#### Entries provided

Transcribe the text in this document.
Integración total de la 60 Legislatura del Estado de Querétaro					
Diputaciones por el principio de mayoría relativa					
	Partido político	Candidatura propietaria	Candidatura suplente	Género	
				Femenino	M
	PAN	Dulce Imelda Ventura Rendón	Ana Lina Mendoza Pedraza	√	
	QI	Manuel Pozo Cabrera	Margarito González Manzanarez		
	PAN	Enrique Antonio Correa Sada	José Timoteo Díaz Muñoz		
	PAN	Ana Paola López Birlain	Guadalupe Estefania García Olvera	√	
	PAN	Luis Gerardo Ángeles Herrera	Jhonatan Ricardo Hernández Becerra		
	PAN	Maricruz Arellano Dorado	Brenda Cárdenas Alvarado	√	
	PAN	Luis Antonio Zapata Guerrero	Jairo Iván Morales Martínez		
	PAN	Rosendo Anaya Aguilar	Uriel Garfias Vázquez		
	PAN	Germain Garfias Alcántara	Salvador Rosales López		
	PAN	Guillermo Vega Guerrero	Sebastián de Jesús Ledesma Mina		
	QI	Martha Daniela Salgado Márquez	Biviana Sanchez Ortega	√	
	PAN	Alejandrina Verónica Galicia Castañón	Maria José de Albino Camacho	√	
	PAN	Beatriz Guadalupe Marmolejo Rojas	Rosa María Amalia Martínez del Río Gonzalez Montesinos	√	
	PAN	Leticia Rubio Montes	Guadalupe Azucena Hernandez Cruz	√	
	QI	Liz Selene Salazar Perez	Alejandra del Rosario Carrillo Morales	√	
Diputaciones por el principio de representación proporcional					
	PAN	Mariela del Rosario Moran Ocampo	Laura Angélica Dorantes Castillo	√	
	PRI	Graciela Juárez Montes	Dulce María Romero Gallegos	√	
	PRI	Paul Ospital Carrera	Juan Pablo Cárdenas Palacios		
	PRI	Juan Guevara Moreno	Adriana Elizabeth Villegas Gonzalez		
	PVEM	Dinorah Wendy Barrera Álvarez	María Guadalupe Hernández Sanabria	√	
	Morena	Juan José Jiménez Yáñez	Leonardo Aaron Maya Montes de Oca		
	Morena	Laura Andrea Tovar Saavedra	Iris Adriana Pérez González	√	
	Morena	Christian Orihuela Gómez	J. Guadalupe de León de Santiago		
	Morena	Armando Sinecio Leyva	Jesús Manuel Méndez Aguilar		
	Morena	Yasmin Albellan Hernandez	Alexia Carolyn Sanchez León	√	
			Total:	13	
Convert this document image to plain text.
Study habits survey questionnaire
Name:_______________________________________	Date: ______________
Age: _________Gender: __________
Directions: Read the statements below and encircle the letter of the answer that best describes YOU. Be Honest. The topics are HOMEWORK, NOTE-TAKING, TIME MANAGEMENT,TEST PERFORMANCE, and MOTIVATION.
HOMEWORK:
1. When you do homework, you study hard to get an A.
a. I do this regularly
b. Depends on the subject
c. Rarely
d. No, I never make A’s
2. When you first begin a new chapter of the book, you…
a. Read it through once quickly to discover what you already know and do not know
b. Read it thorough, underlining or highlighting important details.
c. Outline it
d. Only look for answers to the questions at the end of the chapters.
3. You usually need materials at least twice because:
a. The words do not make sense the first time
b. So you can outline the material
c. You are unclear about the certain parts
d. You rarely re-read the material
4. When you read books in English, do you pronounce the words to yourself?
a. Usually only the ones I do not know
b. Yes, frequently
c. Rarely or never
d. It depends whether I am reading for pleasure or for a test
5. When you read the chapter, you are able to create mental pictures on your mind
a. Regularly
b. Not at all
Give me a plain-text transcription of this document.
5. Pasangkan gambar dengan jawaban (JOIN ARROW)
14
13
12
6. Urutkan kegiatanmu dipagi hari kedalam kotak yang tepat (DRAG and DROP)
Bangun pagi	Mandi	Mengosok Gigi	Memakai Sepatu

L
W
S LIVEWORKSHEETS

########

Answer only with how many lines in the records include "Rosario".

2